Figure data in JSON:
-------------------------

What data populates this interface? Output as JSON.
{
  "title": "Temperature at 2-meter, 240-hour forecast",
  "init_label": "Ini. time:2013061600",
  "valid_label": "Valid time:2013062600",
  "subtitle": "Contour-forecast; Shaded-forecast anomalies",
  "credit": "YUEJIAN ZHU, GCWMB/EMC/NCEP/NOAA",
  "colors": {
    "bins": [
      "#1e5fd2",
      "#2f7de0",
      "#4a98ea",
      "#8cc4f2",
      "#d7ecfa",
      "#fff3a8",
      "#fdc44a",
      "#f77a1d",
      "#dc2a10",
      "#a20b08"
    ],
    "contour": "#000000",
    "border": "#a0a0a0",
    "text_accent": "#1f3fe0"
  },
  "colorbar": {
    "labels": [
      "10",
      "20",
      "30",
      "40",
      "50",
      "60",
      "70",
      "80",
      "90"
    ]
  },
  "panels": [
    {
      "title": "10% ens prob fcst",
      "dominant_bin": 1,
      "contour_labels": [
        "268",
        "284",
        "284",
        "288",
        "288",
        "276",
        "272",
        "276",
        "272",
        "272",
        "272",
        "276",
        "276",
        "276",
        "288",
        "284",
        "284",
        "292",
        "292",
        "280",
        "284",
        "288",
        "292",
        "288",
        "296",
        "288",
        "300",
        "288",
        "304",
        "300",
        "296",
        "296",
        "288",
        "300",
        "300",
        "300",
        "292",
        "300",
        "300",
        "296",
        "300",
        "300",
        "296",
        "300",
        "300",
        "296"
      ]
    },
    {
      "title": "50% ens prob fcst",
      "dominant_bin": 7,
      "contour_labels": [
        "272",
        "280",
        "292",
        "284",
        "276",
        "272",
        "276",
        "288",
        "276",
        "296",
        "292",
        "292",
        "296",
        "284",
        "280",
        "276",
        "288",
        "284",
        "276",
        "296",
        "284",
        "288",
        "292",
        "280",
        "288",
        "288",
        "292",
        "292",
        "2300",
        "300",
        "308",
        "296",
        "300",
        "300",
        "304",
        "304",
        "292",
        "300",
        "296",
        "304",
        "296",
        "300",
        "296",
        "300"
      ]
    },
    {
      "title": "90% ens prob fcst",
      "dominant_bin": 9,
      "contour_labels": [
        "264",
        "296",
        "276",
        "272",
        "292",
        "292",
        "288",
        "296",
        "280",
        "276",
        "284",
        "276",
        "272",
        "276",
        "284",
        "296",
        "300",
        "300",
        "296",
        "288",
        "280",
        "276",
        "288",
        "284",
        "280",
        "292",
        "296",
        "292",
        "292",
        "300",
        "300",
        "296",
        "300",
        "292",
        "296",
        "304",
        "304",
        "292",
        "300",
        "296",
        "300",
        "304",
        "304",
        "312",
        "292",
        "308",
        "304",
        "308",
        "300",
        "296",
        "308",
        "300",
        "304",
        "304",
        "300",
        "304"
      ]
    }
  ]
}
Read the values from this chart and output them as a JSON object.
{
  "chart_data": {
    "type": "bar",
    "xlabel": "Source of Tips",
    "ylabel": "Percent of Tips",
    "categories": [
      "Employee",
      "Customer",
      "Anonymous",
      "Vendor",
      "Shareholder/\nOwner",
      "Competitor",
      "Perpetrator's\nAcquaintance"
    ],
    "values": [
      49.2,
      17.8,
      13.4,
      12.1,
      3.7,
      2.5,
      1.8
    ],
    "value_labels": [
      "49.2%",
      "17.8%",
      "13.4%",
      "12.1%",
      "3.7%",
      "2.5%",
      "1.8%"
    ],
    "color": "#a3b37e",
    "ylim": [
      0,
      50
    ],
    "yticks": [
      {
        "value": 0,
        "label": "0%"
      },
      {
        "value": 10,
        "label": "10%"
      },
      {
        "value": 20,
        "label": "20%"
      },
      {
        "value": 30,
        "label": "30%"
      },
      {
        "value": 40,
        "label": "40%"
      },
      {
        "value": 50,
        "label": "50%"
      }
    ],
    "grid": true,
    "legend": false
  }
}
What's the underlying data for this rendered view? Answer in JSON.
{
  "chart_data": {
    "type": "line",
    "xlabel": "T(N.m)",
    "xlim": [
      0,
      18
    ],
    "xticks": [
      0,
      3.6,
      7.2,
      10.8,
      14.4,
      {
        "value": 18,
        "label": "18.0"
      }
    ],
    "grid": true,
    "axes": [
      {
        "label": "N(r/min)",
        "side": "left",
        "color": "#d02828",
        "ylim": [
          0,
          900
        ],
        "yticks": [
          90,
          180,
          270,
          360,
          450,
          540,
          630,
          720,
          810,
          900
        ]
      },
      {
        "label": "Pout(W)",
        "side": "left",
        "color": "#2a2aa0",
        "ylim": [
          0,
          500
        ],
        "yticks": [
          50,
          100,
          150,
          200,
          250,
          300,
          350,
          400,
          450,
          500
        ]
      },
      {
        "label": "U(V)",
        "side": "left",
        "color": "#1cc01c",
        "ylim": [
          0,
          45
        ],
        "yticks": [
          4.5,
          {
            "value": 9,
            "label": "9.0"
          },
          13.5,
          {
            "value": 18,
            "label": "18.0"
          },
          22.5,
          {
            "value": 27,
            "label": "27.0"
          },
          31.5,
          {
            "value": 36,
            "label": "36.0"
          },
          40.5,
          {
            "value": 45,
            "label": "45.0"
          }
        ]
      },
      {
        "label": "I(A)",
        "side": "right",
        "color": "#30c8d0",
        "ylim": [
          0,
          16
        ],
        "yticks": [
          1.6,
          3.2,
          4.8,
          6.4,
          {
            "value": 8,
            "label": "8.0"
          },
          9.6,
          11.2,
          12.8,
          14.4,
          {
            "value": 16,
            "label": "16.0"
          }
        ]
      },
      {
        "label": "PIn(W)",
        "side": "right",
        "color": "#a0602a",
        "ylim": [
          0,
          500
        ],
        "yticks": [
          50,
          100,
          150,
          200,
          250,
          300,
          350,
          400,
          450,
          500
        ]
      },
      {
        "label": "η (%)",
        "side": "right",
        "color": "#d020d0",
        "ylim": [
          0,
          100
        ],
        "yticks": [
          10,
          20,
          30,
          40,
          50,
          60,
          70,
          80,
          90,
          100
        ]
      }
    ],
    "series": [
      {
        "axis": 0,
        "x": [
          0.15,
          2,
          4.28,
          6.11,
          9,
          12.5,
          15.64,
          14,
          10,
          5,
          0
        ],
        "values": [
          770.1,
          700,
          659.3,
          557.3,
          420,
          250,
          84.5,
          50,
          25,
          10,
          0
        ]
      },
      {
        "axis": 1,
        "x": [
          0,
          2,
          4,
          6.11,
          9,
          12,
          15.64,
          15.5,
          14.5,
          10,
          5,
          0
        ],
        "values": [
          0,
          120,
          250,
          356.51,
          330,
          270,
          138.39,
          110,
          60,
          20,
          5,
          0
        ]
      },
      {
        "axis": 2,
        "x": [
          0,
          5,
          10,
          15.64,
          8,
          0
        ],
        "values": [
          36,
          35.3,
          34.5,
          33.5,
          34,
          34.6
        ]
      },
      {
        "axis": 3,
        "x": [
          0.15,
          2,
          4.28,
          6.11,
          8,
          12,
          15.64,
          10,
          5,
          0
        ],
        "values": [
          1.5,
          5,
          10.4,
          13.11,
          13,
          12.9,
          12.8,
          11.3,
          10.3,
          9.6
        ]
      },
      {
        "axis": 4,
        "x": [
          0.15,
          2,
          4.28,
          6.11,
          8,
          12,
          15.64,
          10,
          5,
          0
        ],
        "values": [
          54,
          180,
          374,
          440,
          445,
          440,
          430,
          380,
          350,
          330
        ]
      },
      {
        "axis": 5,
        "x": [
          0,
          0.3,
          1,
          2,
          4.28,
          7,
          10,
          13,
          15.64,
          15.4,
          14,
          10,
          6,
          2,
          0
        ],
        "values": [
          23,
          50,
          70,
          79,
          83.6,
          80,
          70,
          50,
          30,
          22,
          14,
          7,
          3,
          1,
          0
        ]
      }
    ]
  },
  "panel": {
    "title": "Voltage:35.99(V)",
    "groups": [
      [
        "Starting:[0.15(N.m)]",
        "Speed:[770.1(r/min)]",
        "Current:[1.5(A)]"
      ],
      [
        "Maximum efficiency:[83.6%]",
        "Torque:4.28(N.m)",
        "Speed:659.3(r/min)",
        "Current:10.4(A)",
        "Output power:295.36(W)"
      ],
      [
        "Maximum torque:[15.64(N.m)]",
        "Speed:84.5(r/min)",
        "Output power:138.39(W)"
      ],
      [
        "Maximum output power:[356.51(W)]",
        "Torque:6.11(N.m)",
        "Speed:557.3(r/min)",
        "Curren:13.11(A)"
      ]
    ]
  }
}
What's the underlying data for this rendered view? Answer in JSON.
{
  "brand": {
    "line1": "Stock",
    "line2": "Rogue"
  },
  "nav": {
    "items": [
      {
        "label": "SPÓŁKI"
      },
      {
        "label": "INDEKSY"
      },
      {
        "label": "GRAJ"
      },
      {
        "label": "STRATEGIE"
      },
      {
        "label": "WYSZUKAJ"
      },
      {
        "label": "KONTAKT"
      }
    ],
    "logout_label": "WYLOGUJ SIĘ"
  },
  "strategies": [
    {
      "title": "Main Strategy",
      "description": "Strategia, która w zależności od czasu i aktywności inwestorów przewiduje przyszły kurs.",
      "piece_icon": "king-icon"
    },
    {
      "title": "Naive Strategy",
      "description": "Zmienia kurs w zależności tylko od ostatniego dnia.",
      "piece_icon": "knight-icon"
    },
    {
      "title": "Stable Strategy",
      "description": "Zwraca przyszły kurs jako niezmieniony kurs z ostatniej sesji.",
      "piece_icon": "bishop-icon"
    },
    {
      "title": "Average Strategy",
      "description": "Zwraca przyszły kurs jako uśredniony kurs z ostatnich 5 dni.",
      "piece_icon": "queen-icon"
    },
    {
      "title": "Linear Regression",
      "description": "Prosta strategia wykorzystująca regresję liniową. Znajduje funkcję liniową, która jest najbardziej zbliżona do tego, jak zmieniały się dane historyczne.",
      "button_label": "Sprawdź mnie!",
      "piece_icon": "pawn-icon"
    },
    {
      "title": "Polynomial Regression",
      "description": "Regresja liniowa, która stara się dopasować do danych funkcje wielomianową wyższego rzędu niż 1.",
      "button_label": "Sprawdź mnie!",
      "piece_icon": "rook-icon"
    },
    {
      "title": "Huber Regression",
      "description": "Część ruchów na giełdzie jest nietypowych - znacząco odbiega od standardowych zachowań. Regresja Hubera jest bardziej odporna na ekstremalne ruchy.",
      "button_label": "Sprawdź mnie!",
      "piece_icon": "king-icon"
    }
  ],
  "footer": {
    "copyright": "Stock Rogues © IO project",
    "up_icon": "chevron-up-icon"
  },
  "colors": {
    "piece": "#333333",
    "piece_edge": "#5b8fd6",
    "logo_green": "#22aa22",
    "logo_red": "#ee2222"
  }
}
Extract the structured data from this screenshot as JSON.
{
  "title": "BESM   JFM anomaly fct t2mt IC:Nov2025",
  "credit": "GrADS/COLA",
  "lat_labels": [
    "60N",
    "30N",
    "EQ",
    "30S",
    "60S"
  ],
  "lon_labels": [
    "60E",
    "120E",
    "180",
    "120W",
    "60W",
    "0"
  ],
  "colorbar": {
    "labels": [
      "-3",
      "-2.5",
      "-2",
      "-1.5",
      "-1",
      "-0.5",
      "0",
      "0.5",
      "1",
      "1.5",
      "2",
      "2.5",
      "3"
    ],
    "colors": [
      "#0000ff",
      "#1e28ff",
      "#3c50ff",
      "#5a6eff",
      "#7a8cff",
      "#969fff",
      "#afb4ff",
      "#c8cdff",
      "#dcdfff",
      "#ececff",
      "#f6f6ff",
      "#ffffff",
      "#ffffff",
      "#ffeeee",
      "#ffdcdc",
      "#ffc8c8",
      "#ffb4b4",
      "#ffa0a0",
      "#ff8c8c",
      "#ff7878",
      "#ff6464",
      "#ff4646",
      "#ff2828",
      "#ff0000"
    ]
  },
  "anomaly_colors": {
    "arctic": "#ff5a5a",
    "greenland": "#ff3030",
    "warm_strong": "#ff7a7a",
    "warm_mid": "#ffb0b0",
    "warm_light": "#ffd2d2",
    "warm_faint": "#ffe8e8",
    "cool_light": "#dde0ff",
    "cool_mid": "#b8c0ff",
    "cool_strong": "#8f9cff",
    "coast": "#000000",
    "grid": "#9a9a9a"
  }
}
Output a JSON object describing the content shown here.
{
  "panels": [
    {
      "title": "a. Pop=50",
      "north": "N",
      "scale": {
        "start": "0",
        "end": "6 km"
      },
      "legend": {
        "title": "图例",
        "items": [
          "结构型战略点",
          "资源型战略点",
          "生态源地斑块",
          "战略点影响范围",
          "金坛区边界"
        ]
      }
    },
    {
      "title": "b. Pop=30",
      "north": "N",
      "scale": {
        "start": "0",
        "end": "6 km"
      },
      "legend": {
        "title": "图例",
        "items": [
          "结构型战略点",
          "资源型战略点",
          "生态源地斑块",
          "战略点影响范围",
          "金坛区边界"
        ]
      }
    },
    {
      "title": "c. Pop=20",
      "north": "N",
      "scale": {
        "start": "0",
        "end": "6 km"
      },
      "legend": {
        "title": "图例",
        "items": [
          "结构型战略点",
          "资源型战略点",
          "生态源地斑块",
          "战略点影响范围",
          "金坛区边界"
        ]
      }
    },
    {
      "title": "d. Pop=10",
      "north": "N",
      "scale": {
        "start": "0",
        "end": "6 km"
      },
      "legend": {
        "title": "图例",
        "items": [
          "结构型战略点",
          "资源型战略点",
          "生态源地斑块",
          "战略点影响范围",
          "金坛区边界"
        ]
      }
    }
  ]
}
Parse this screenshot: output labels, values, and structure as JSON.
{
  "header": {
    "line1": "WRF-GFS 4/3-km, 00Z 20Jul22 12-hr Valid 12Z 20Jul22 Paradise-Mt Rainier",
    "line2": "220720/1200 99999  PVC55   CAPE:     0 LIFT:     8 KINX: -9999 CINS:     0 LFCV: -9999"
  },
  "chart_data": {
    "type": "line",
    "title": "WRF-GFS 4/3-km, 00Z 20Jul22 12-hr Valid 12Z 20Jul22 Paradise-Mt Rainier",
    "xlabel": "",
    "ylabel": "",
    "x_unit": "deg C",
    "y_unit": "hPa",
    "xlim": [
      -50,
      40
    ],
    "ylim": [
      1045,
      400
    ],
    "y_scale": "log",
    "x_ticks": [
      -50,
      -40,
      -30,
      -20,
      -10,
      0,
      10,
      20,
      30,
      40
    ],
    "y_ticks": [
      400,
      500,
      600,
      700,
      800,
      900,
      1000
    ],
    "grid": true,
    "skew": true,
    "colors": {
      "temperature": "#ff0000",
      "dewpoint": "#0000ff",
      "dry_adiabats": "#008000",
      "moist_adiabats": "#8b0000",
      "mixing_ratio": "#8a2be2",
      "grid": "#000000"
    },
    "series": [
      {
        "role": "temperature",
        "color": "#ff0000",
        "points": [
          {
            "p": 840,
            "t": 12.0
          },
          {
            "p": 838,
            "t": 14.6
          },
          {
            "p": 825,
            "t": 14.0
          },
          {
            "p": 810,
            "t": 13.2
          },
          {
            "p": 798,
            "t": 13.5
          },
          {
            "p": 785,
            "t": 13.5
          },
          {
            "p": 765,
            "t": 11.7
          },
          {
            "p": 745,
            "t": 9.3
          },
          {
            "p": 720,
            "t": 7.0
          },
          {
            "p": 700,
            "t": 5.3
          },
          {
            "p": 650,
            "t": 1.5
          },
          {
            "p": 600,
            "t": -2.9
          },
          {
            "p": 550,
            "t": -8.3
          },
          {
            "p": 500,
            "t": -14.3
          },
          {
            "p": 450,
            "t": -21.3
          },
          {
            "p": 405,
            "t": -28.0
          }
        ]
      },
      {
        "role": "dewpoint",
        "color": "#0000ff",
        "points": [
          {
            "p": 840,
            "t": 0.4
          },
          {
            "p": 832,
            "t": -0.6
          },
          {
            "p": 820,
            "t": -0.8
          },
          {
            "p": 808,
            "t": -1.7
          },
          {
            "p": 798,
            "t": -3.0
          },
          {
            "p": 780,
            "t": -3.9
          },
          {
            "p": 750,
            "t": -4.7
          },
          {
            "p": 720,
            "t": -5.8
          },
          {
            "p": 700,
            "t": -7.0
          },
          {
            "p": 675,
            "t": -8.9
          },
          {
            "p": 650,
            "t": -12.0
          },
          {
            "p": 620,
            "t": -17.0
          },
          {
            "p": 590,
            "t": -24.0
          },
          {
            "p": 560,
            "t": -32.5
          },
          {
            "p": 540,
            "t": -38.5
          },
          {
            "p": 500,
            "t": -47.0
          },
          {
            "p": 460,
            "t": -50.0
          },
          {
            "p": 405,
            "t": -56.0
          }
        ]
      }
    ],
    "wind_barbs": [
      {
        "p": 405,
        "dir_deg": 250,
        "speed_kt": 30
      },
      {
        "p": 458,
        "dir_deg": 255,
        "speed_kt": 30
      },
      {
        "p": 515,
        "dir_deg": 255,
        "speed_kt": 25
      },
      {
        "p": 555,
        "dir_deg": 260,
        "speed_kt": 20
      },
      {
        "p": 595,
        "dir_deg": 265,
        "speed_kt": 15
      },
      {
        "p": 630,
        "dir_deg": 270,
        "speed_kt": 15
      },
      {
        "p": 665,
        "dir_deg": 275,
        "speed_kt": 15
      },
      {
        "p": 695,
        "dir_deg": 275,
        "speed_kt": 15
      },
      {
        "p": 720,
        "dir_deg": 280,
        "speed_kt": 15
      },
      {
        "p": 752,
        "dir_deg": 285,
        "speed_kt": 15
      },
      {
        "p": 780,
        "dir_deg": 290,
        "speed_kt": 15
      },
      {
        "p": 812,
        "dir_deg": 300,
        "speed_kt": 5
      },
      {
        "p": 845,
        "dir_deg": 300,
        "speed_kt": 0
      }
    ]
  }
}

-------------------------

- SET EXERCISE
In the listing above, locate each line with "jest" and copy it.

- EXERCISE RESULT
      "description": "Prosta strategia wykorzystująca regresję liniową. Znajduje funkcję liniową, która jest najbardziej zbliżona do tego, jak zmieniały się dane historyczne.",
      "description": "Część ruchów na giełdzie jest nietypowych - znacząco odbiega od standardowych zachowań. Regresja Hubera jest bardziej odporna na ekstremalne ruchy.",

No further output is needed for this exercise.